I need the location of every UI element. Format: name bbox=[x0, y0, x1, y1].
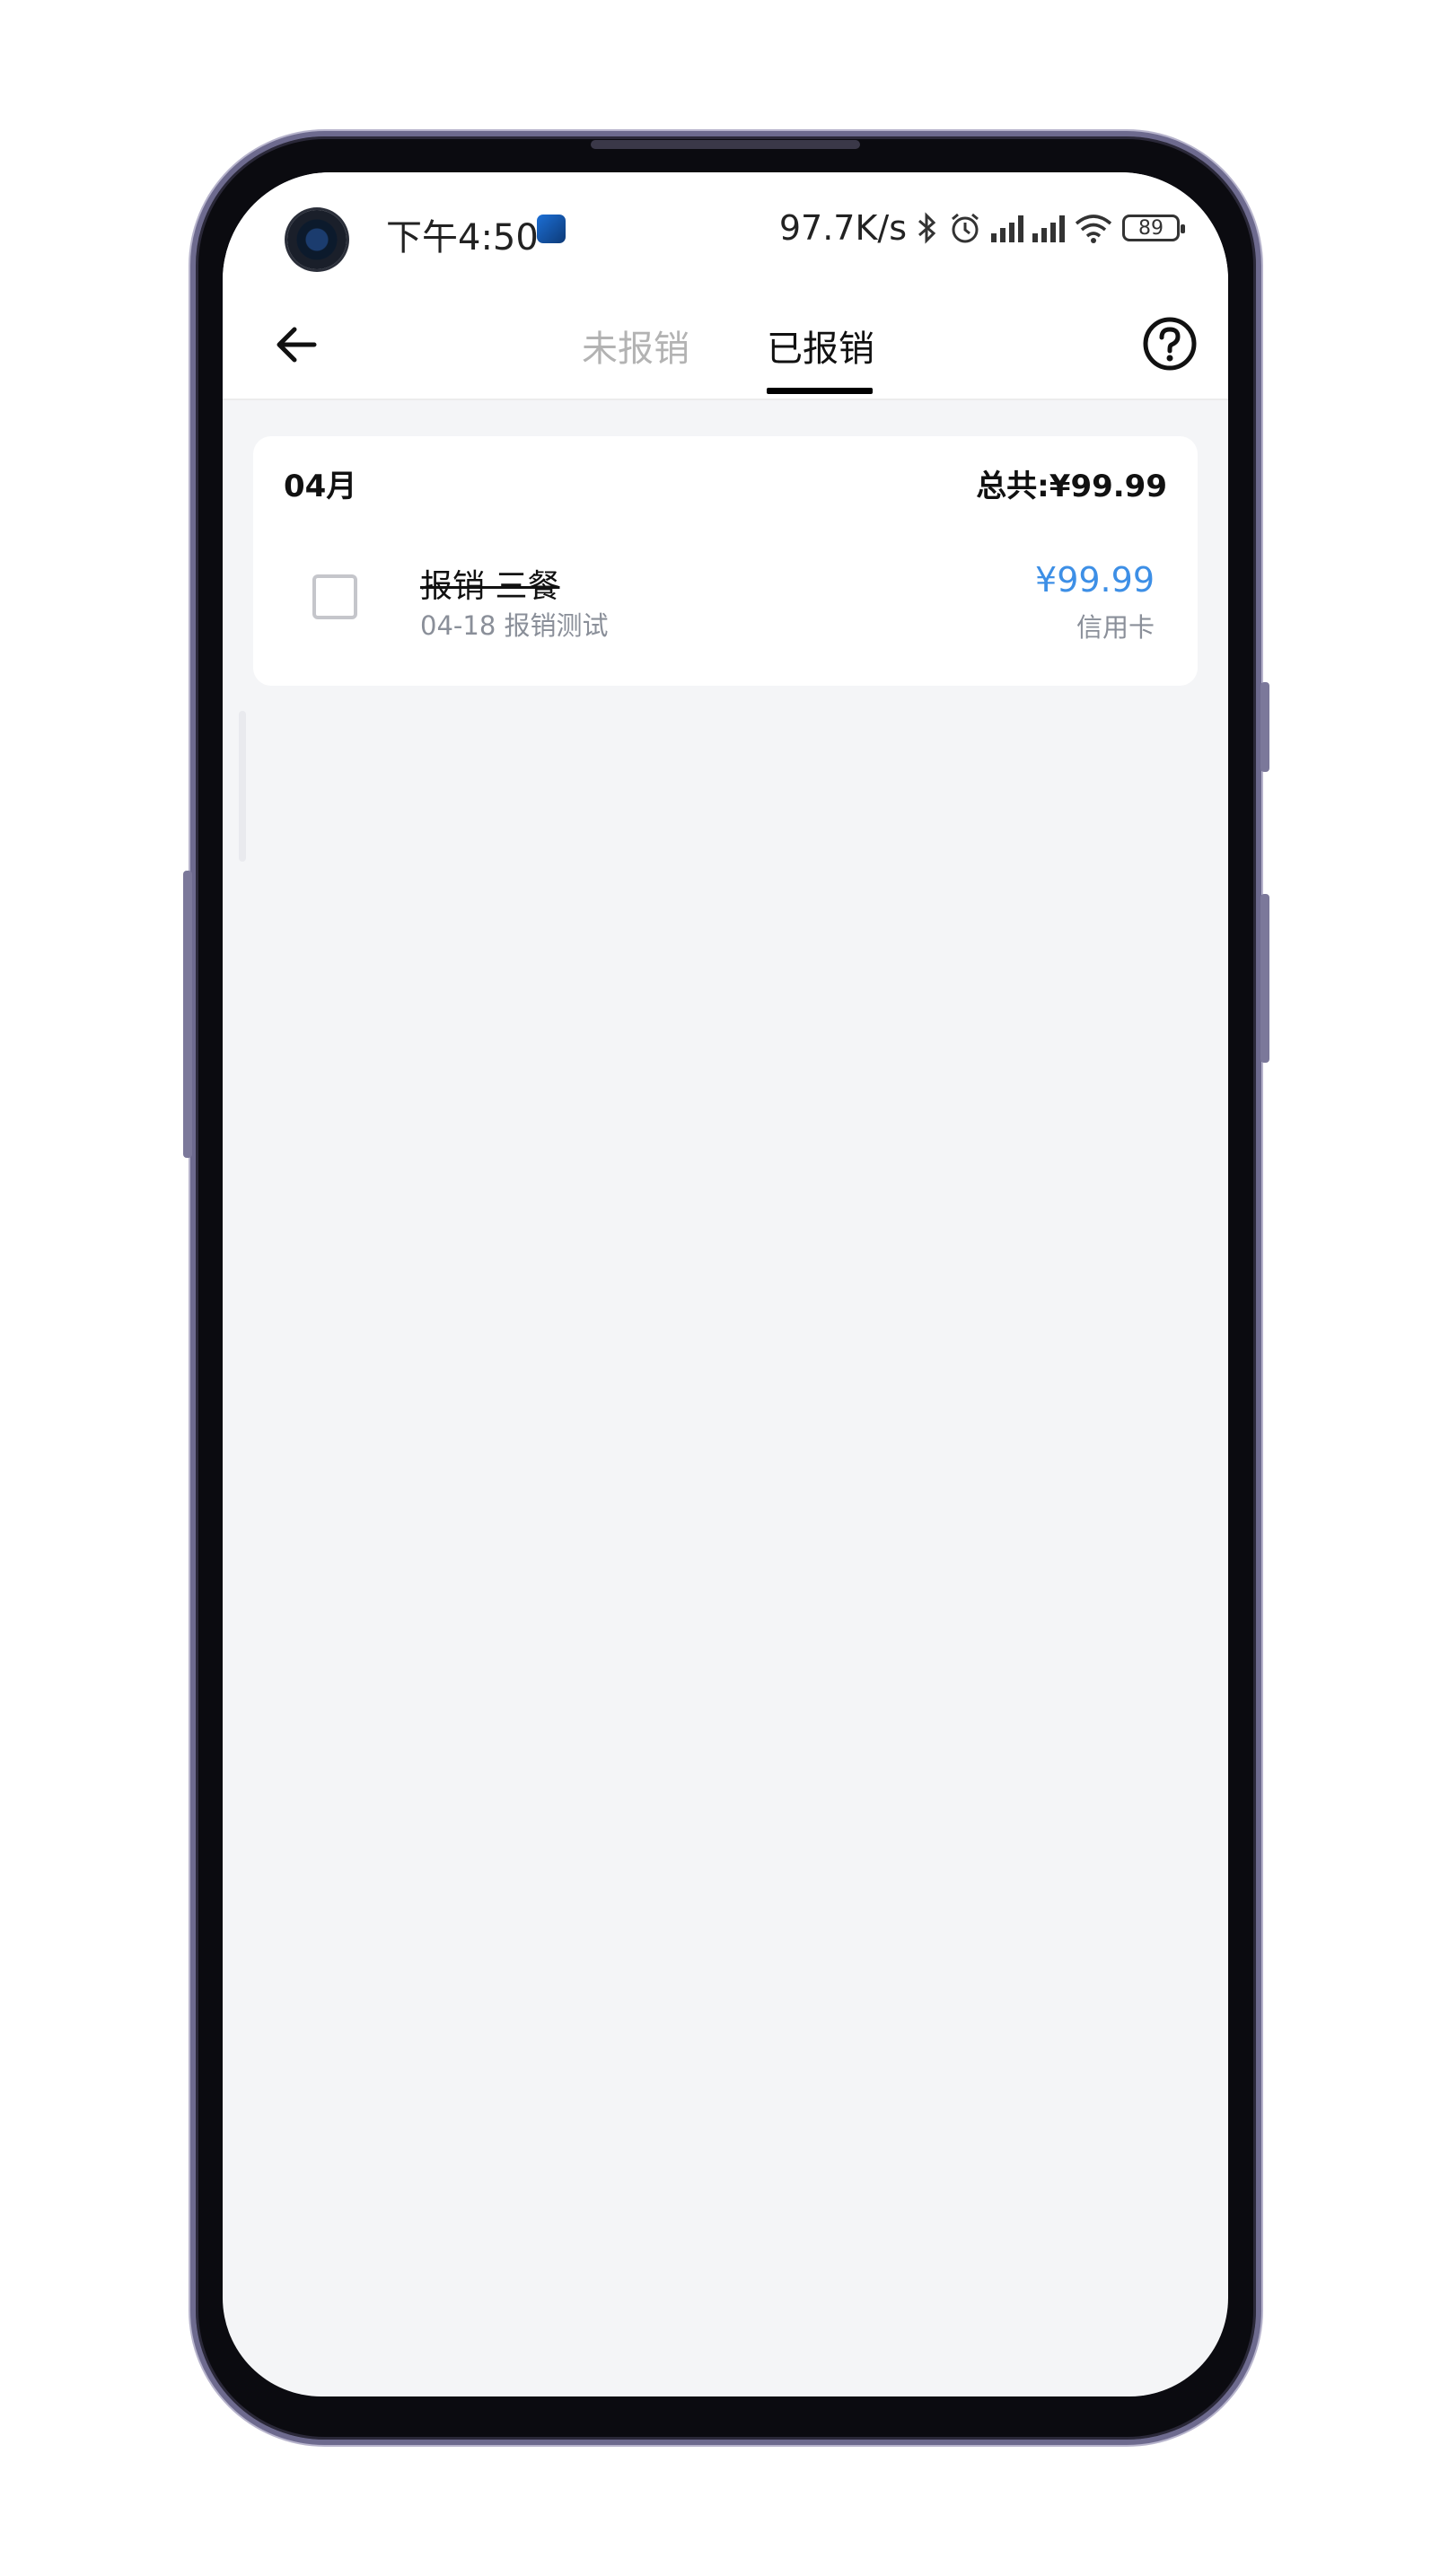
battery-level: 89 bbox=[1138, 216, 1164, 240]
bluetooth-icon bbox=[918, 212, 936, 244]
status-time: 下午4:50 bbox=[386, 217, 539, 258]
alarm-icon bbox=[952, 213, 979, 243]
month-label: 04月 bbox=[284, 469, 357, 504]
wifi-icon bbox=[1075, 215, 1112, 243]
notification-app-icon bbox=[537, 215, 566, 243]
net-speed: 97.7K/s bbox=[778, 208, 907, 248]
month-group-card: 04月 总共:¥99.99 报销 三餐 04-18 报销测试 ¥99.99 信用… bbox=[253, 436, 1198, 686]
signal-icon-sim1 bbox=[991, 214, 1023, 242]
tab-reimbursed[interactable]: 已报销 bbox=[767, 320, 874, 372]
volume-button bbox=[183, 871, 192, 1158]
scroll-indicator bbox=[239, 711, 246, 862]
tab-unreimbursed[interactable]: 未报销 bbox=[582, 320, 689, 372]
status-bar: 下午4:50 97.7K/s 89 bbox=[223, 172, 1228, 289]
active-tab-indicator bbox=[767, 388, 873, 394]
battery-icon: 89 bbox=[1122, 215, 1185, 241]
signal-icon-sim2 bbox=[1032, 214, 1065, 242]
item-subtitle: 04-18 报销测试 bbox=[420, 610, 609, 641]
item-checkbox[interactable] bbox=[312, 574, 357, 619]
top-nav: 未报销 已报销 bbox=[223, 289, 1228, 400]
app-screen: 下午4:50 97.7K/s 89 未报销 已报销 04月 总共:¥99.99 … bbox=[223, 172, 1228, 2396]
item-title: 报销 三餐 bbox=[420, 568, 560, 605]
front-camera bbox=[287, 210, 347, 269]
item-payment-method: 信用卡 bbox=[1076, 612, 1155, 643]
status-icons: 97.7K/s 89 bbox=[778, 208, 1185, 248]
help-icon[interactable] bbox=[1142, 316, 1198, 372]
power-button bbox=[1260, 894, 1269, 1063]
month-total: 总共:¥99.99 bbox=[976, 469, 1167, 504]
earpiece-speaker bbox=[591, 140, 860, 149]
power-button-top bbox=[1260, 682, 1269, 772]
item-amount: ¥99.99 bbox=[1035, 560, 1155, 600]
back-arrow-icon[interactable] bbox=[271, 320, 321, 370]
:::::
◆ Brief ◆
Reproduce every line of the entries above character for character, omitting the picture.

◆ Exercise solution ◆
I need the location of every UI element. Format: name bbox=[x0, y0, x1, y1].
battery-level: 89 bbox=[1138, 216, 1164, 240]
bluetooth-icon bbox=[918, 212, 936, 244]
status-time: 下午4:50 bbox=[386, 217, 539, 258]
alarm-icon bbox=[952, 213, 979, 243]
month-label: 04月 bbox=[284, 469, 357, 504]
wifi-icon bbox=[1075, 215, 1112, 243]
notification-app-icon bbox=[537, 215, 566, 243]
net-speed: 97.7K/s bbox=[778, 208, 907, 248]
month-group-card: 04月 总共:¥99.99 报销 三餐 04-18 报销测试 ¥99.99 信用… bbox=[253, 436, 1198, 686]
signal-icon-sim1 bbox=[991, 214, 1023, 242]
tab-reimbursed[interactable]: 已报销 bbox=[767, 320, 874, 372]
volume-button bbox=[183, 871, 192, 1158]
scroll-indicator bbox=[239, 711, 246, 862]
tab-unreimbursed[interactable]: 未报销 bbox=[582, 320, 689, 372]
status-bar: 下午4:50 97.7K/s 89 bbox=[223, 172, 1228, 289]
active-tab-indicator bbox=[767, 388, 873, 394]
battery-icon: 89 bbox=[1122, 215, 1185, 241]
signal-icon-sim2 bbox=[1032, 214, 1065, 242]
item-subtitle: 04-18 报销测试 bbox=[420, 610, 609, 641]
item-checkbox[interactable] bbox=[312, 574, 357, 619]
top-nav: 未报销 已报销 bbox=[223, 289, 1228, 400]
app-screen: 下午4:50 97.7K/s 89 未报销 已报销 04月 总共:¥99.99 … bbox=[223, 172, 1228, 2396]
item-title: 报销 三餐 bbox=[420, 568, 560, 605]
front-camera bbox=[287, 210, 347, 269]
item-payment-method: 信用卡 bbox=[1076, 612, 1155, 643]
status-icons: 97.7K/s 89 bbox=[778, 208, 1185, 248]
help-icon[interactable] bbox=[1142, 316, 1198, 372]
power-button bbox=[1260, 894, 1269, 1063]
month-total: 总共:¥99.99 bbox=[976, 469, 1167, 504]
earpiece-speaker bbox=[591, 140, 860, 149]
power-button-top bbox=[1260, 682, 1269, 772]
item-amount: ¥99.99 bbox=[1035, 560, 1155, 600]
back-arrow-icon[interactable] bbox=[271, 320, 321, 370]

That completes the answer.